I'm clicking the "retire" button on Civ VII

And I think that statement there lies into the fact of what constitutes what a Civilization game really is to some people. For the past 6 iterations that has always been the case, so everybody was able to suspend "historical immersion" to allow Abe Lincoln leading America starting from 4,000 BC or allow Ancient Egypt to reach the moon. In Civ 7 they can't fully do that, even if it's more historically accurate.
I prefer not having to suspend as much historical immersion.

For others, the anachronistic combinations are more of a dealbreaker. I do think that if the AI made more historical picks (when the game is loading), it might come across less jarring for some.

But ultimately, I think this iteration simply isn't for some players, and it should try and succeed on its own merits without going back on its own identity to chase them. Even if that means it isn't as much of a success as VI was.

It's frustrating for me, personally. It's shown that the franchise has limits to what can be changed. And that inherently caps how much the franchise can evolve. Which puts a time limit on its existence, ultimately. There's only so many incremental changes you can do before you run out of wiggle room. And then we won't get anything new at all. Hopefully that point is far enough in the future regardless, and I'm worrying about nothing :)

- - - - - - -

> _WRITTEN REQUEST A_: In the Civ VII post, reproduce the passage between "I prefer not" and "jarring for some.", inclusive, substituting "sticking point" for "dealbreaker".
> _WRITTEN REQUEST B_: Which lines of the records contain the string "scrollbar" with matching case? Copy each of them.

- - - - - - -

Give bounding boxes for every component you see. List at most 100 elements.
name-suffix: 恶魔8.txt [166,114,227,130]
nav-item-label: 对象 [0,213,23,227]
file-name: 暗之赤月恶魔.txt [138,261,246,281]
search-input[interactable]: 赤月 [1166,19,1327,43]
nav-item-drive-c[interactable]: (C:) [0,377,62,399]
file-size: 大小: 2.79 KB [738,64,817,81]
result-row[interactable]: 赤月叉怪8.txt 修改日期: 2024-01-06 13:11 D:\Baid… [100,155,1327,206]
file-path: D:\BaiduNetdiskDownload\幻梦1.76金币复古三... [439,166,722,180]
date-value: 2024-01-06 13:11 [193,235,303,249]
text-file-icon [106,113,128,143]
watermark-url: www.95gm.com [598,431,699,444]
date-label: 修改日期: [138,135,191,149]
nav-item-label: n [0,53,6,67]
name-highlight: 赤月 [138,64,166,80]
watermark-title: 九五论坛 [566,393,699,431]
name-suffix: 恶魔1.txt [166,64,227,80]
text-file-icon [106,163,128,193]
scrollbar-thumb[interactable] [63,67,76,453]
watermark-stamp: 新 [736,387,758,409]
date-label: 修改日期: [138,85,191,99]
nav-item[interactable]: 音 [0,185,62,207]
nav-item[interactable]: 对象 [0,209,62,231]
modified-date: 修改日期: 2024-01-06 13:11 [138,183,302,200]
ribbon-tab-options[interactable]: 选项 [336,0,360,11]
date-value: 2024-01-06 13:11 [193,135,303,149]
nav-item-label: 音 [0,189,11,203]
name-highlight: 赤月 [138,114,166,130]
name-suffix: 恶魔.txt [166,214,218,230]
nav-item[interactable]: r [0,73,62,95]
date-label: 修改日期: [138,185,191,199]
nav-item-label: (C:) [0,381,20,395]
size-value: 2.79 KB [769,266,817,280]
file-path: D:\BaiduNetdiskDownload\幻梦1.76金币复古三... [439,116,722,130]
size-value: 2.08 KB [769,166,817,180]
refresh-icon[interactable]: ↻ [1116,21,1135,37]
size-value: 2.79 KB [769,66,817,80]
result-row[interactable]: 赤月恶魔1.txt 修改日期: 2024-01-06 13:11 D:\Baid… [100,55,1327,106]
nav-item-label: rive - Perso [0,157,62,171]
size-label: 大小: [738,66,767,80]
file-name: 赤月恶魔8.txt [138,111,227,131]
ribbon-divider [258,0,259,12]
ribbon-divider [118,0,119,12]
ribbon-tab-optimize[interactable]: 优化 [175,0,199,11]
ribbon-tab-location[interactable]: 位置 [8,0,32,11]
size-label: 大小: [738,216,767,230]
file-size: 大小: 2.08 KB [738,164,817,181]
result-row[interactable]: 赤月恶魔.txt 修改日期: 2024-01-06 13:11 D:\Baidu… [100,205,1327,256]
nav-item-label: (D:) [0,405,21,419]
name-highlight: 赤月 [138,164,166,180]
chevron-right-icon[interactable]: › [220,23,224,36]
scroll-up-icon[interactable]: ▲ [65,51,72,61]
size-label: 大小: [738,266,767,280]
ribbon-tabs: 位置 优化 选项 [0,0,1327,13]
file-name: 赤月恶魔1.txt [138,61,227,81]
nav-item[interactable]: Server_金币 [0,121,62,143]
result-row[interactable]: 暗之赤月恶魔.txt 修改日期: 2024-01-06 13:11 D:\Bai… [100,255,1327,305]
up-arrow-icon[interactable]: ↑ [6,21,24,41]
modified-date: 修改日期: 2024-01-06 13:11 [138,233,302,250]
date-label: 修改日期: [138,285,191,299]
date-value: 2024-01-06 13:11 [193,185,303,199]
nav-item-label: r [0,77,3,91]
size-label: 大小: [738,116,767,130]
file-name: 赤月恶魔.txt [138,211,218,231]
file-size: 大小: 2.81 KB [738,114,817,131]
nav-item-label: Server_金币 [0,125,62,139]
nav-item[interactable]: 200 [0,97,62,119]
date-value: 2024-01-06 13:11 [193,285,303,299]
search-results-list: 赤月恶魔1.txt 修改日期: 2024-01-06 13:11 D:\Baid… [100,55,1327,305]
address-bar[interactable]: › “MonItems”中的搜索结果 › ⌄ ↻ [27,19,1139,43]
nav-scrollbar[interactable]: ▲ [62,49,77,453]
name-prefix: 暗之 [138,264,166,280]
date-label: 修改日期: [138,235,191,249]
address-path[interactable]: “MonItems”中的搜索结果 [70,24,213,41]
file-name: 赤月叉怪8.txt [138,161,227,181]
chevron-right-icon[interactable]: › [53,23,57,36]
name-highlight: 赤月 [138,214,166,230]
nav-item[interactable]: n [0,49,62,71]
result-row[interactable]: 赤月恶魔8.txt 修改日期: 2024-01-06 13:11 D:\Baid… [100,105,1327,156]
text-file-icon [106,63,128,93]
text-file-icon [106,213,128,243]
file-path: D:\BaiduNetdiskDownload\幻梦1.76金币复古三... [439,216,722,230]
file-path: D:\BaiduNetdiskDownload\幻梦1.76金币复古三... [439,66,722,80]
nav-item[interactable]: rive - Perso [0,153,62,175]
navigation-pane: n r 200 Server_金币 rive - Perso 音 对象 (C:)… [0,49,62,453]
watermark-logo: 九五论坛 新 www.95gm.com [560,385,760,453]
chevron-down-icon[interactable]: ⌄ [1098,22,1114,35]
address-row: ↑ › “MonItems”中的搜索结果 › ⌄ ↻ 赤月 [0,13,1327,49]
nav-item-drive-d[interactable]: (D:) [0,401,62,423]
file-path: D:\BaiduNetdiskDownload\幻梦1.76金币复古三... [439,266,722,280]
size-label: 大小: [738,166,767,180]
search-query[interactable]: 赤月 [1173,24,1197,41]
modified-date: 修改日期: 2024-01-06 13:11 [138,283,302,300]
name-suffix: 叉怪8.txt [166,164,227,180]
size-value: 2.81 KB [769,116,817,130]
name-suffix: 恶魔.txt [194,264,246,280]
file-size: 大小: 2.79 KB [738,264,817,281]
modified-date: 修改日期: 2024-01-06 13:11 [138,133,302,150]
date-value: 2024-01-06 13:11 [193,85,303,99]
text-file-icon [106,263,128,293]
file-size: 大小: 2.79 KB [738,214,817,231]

- - - - - - -

> _SOLUTION A_:
I prefer not having to suspend as much historical immersion.

For others, the anachronistic combinations are more of a sticking point. I do think that if the AI made more historical picks (when the game is loading), it might come across less jarring for some.

> _SOLUTION B_:
scrollbar-thumb[interactable] [63,67,76,453]
nav-scrollbar[interactable]: ▲ [62,49,77,453]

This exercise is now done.